Start Provided entries

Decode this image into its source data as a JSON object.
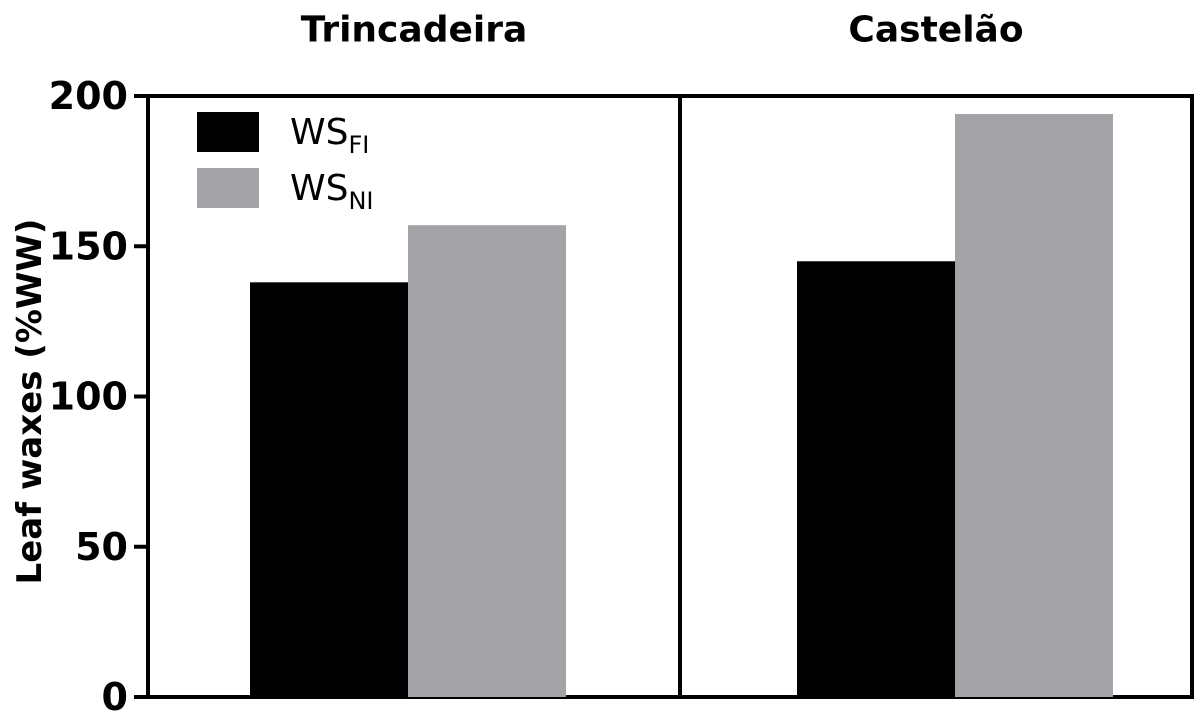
{
  "chart_data": {
    "type": "bar",
    "panels": [
      "Trincadeira",
      "Castelão"
    ],
    "series": [
      {
        "name_base": "WS",
        "name_sub": "FI",
        "color": "#000000",
        "values": [
          138,
          145
        ]
      },
      {
        "name_base": "WS",
        "name_sub": "NI",
        "color": "#a3a3a8",
        "values": [
          157,
          194
        ]
      }
    ],
    "ylabel": "Leaf waxes (%WW)",
    "ylim": [
      0,
      200
    ],
    "yticks": [
      0,
      50,
      100,
      150,
      200
    ],
    "grid": false,
    "legend_position": "top-left"
  }
}
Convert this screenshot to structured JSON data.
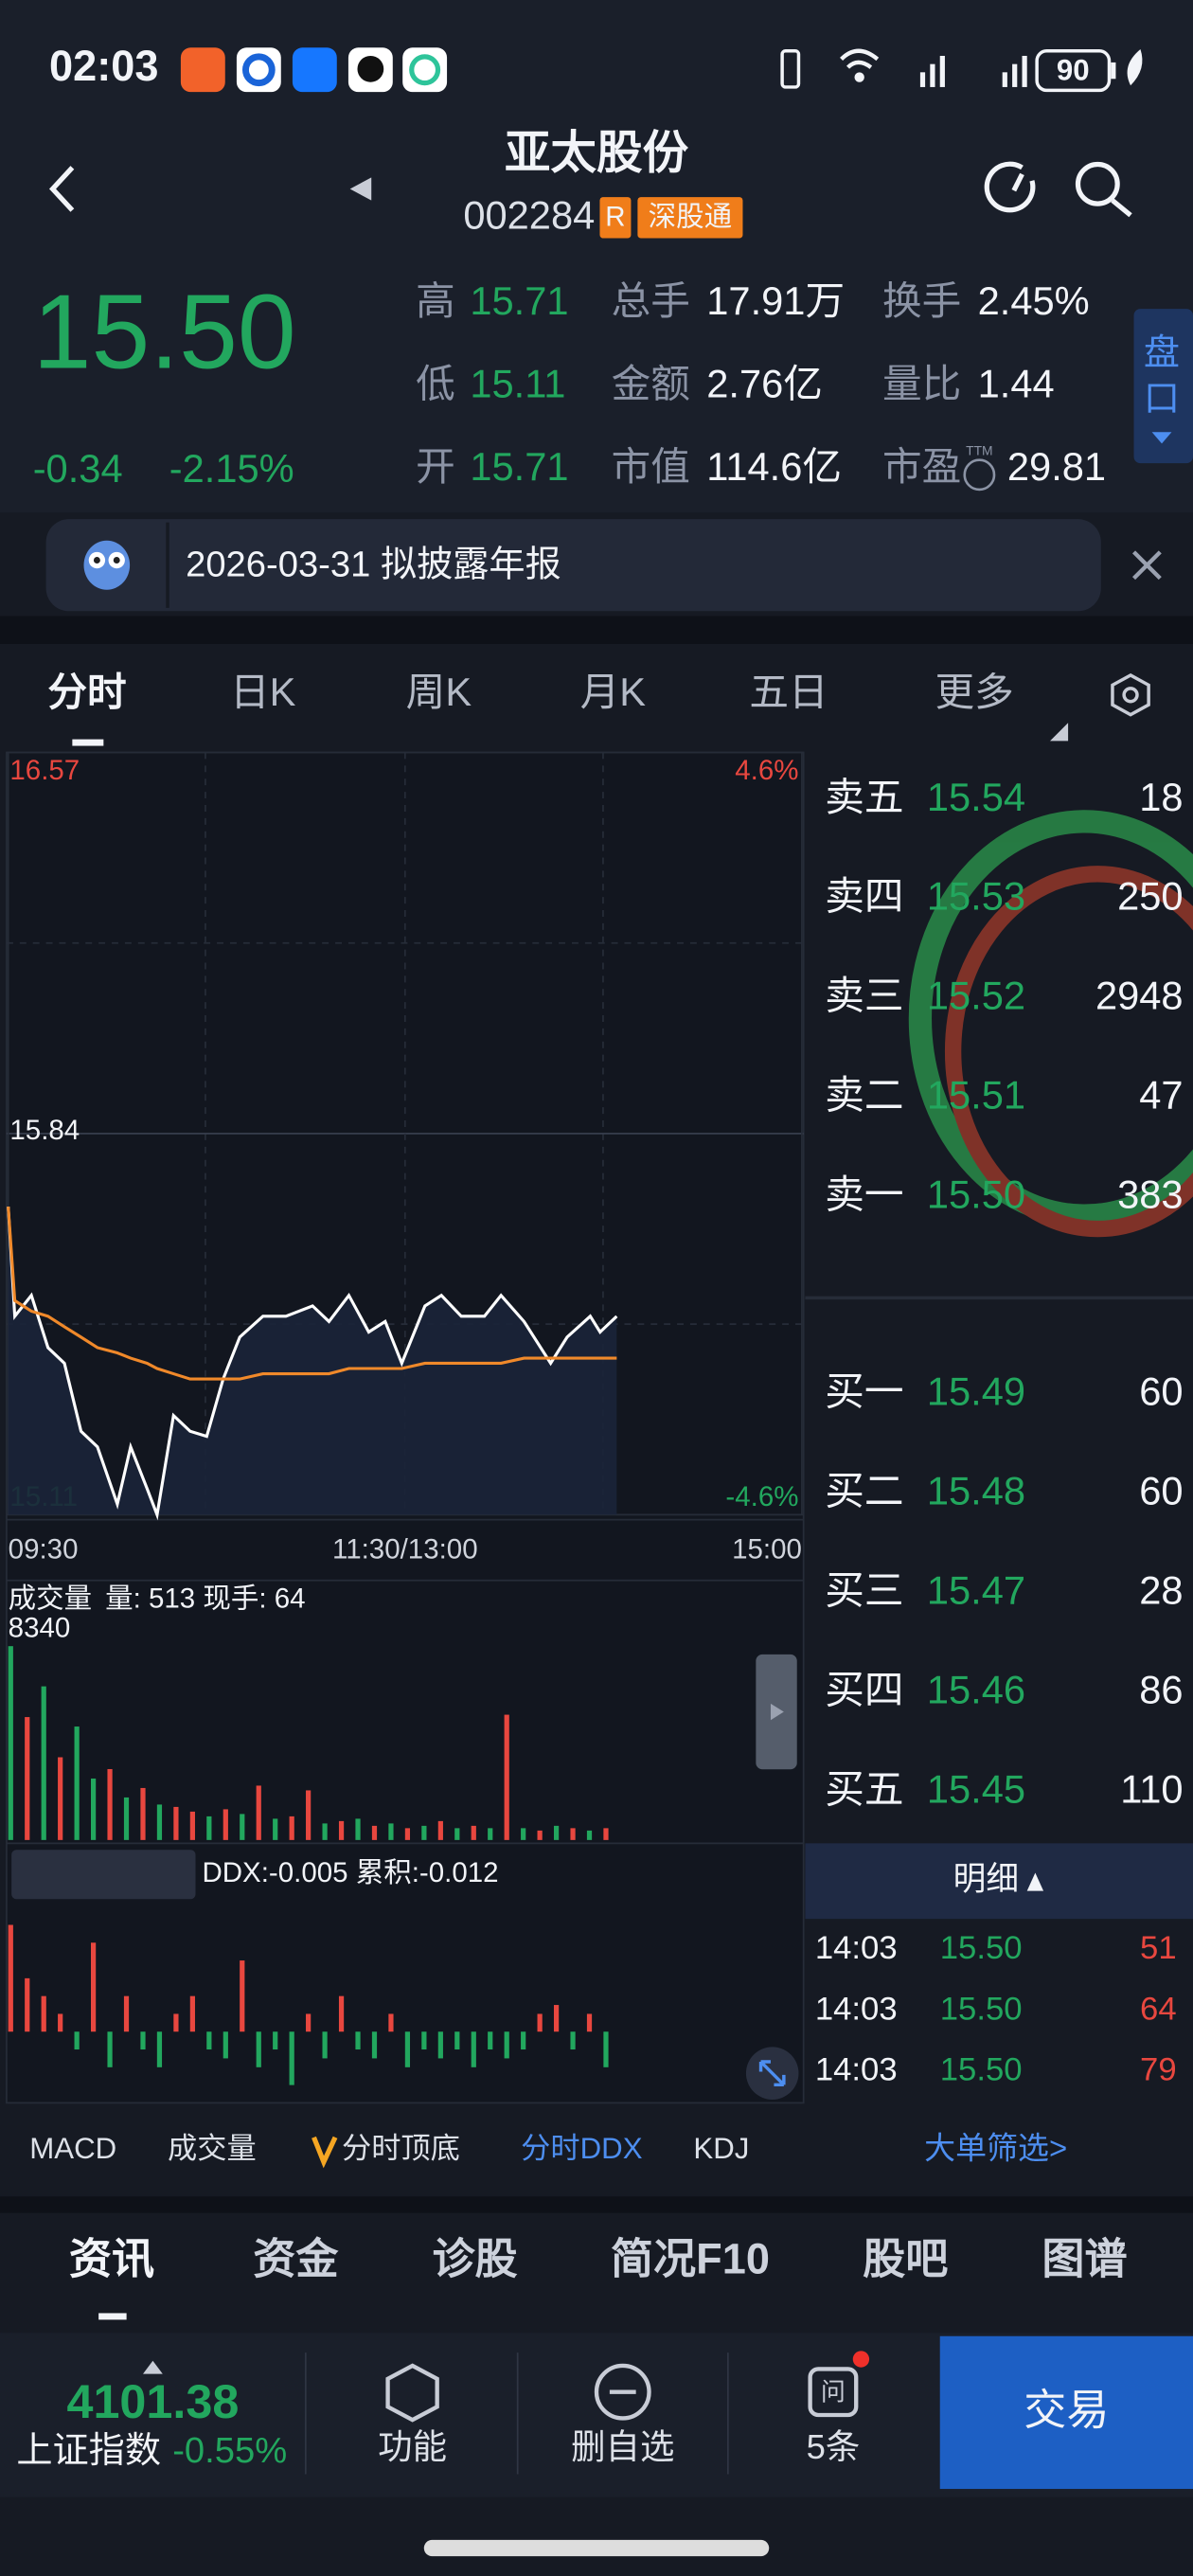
{
  "status_bar": {
    "time": "02:03",
    "battery": "90"
  },
  "header": {
    "name": "亚太股份",
    "code": "002284",
    "badge_r": "R",
    "badge_connect": "深股通"
  },
  "quote": {
    "price": "15.50",
    "change": "-0.34",
    "change_pct": "-2.15%",
    "stats": [
      {
        "label": "高",
        "value": "15.71"
      },
      {
        "label": "总手",
        "value": "17.91万"
      },
      {
        "label": "换手",
        "value": "2.45%"
      },
      {
        "label": "低",
        "value": "15.11"
      },
      {
        "label": "金额",
        "value": "2.76亿"
      },
      {
        "label": "量比",
        "value": "1.44"
      },
      {
        "label": "开",
        "value": "15.71"
      },
      {
        "label": "市值",
        "value": "114.6亿"
      },
      {
        "label": "市盈",
        "value": "29.81"
      }
    ],
    "ttm": "TTM"
  },
  "side_tab": [
    "盘",
    "口"
  ],
  "notice": "2026-03-31 拟披露年报",
  "tabs": [
    "分时",
    "日K",
    "周K",
    "月K",
    "五日",
    "更多"
  ],
  "chart_data": [
    {
      "type": "line",
      "x": [
        0,
        2,
        7,
        12,
        17,
        22,
        27,
        33,
        37,
        42,
        45,
        50,
        55,
        60,
        65,
        70,
        77,
        84,
        92,
        97,
        103,
        109,
        114,
        119,
        126,
        131,
        137,
        144,
        149,
        156,
        164,
        169,
        176,
        179,
        184
      ],
      "xlim": [
        0,
        240
      ],
      "xticks": [
        {
          "value": 0,
          "label": "09:30"
        },
        {
          "value": 120,
          "label": "11:30/13:00"
        },
        {
          "value": 240,
          "label": "15:00"
        }
      ],
      "ylim": [
        15.11,
        16.57
      ],
      "yticks": [
        16.57,
        15.84,
        15.11
      ],
      "y2lim": [
        -4.6,
        4.6
      ],
      "y2ticks": [
        {
          "value": 4.6,
          "label": "4.6%"
        },
        {
          "value": -4.6,
          "label": "-4.6%"
        }
      ],
      "grid": true,
      "series": [
        {
          "color": "#ffffff",
          "values": [
            15.7,
            15.49,
            15.53,
            15.43,
            15.4,
            15.27,
            15.24,
            15.13,
            15.24,
            15.16,
            15.11,
            15.3,
            15.27,
            15.26,
            15.37,
            15.45,
            15.49,
            15.49,
            15.51,
            15.48,
            15.53,
            15.46,
            15.48,
            15.4,
            15.51,
            15.53,
            15.49,
            15.49,
            15.53,
            15.48,
            15.4,
            15.45,
            15.49,
            15.46,
            15.49
          ]
        },
        {
          "color": "#f0892a",
          "values": [
            15.7,
            15.52,
            15.5,
            15.49,
            15.47,
            15.45,
            15.43,
            15.42,
            15.41,
            15.4,
            15.39,
            15.38,
            15.37,
            15.37,
            15.37,
            15.37,
            15.38,
            15.38,
            15.38,
            15.38,
            15.39,
            15.39,
            15.39,
            15.39,
            15.4,
            15.4,
            15.4,
            15.4,
            15.4,
            15.41,
            15.41,
            15.41,
            15.41,
            15.41,
            15.41
          ]
        }
      ]
    },
    {
      "type": "bar",
      "title": "成交量",
      "subtitle": "量: 513 现手: 64",
      "x": [
        0,
        5,
        10,
        15,
        20,
        25,
        30,
        35,
        40,
        45,
        50,
        55,
        60,
        65,
        70,
        75,
        80,
        85,
        90,
        95,
        100,
        105,
        110,
        115,
        120,
        125,
        130,
        135,
        140,
        145,
        150,
        155,
        160,
        165,
        170,
        175,
        180
      ],
      "xlim": [
        0,
        240
      ],
      "ylim": [
        0,
        8340
      ],
      "yticks": [
        8340
      ],
      "values": [
        8200,
        5200,
        6500,
        3500,
        4800,
        2600,
        3000,
        1800,
        2200,
        1500,
        1400,
        1200,
        1000,
        1300,
        1100,
        2300,
        900,
        1000,
        2100,
        700,
        800,
        900,
        600,
        700,
        500,
        600,
        800,
        500,
        600,
        500,
        5300,
        500,
        400,
        600,
        500,
        400,
        500
      ],
      "colors": [
        "#22a75e",
        "#e8473f",
        "#22a75e",
        "#e8473f",
        "#22a75e",
        "#22a75e",
        "#e8473f",
        "#22a75e",
        "#e8473f",
        "#22a75e",
        "#e8473f",
        "#e8473f",
        "#22a75e",
        "#e8473f",
        "#22a75e",
        "#e8473f",
        "#22a75e",
        "#e8473f",
        "#e8473f",
        "#22a75e",
        "#e8473f",
        "#22a75e",
        "#e8473f",
        "#22a75e",
        "#e8473f",
        "#22a75e",
        "#e8473f",
        "#22a75e",
        "#e8473f",
        "#22a75e",
        "#e8473f",
        "#22a75e",
        "#e8473f",
        "#22a75e",
        "#e8473f",
        "#22a75e",
        "#e8473f"
      ]
    },
    {
      "type": "bar",
      "title": "分时DDX",
      "subtitle": "DDX:-0.005 累积:-0.012",
      "x": [
        0,
        5,
        10,
        15,
        20,
        25,
        30,
        35,
        40,
        45,
        50,
        55,
        60,
        65,
        70,
        75,
        80,
        85,
        90,
        95,
        100,
        105,
        110,
        115,
        120,
        125,
        130,
        135,
        140,
        145,
        150,
        155,
        160,
        165,
        170,
        175,
        180
      ],
      "xlim": [
        0,
        240
      ],
      "ylim": [
        -0.04,
        0.08
      ],
      "up_color": "#e8473f",
      "down_color": "#22a75e",
      "values": [
        0.06,
        0.03,
        0.02,
        0.01,
        -0.01,
        0.05,
        -0.02,
        0.02,
        -0.01,
        -0.02,
        0.01,
        0.02,
        -0.01,
        -0.015,
        0.04,
        -0.02,
        -0.01,
        -0.03,
        0.01,
        -0.015,
        0.02,
        -0.01,
        -0.015,
        0.01,
        -0.02,
        -0.01,
        -0.015,
        -0.01,
        -0.02,
        -0.01,
        -0.015,
        -0.01,
        0.01,
        0.015,
        -0.01,
        0.01,
        -0.02
      ]
    }
  ],
  "order_book": {
    "asks": [
      {
        "label": "卖五",
        "price": "15.54",
        "volume": "18"
      },
      {
        "label": "卖四",
        "price": "15.53",
        "volume": "250"
      },
      {
        "label": "卖三",
        "price": "15.52",
        "volume": "2948"
      },
      {
        "label": "卖二",
        "price": "15.51",
        "volume": "47"
      },
      {
        "label": "卖一",
        "price": "15.50",
        "volume": "383"
      }
    ],
    "bids": [
      {
        "label": "买一",
        "price": "15.49",
        "volume": "60"
      },
      {
        "label": "买二",
        "price": "15.48",
        "volume": "60"
      },
      {
        "label": "买三",
        "price": "15.47",
        "volume": "28"
      },
      {
        "label": "买四",
        "price": "15.46",
        "volume": "86"
      },
      {
        "label": "买五",
        "price": "15.45",
        "volume": "110"
      }
    ]
  },
  "detail": {
    "title": "明细",
    "rows": [
      [
        "14:03",
        "15.50",
        "51"
      ],
      [
        "14:03",
        "15.50",
        "64"
      ],
      [
        "14:03",
        "15.50",
        "79"
      ]
    ],
    "filter": "大单筛选>"
  },
  "indicators": [
    "MACD",
    "成交量",
    "分时顶底",
    "分时DDX",
    "KDJ"
  ],
  "bottom_tabs": [
    "资讯",
    "资金",
    "诊股",
    "简况F10",
    "股吧",
    "图谱"
  ],
  "footer": {
    "index_value": "4101.38",
    "index_name": "上证指数",
    "index_change": "-0.55%",
    "buttons": [
      "功能",
      "删自选",
      "5条"
    ],
    "trade": "交易"
  }
}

End Provided entries

### Problem details
Locate the string "this" in the listing above and copy every line where it occurs.

### Correct response
Decode this image into its source data as a JSON object.
Convert this screenshot to structured JSON data.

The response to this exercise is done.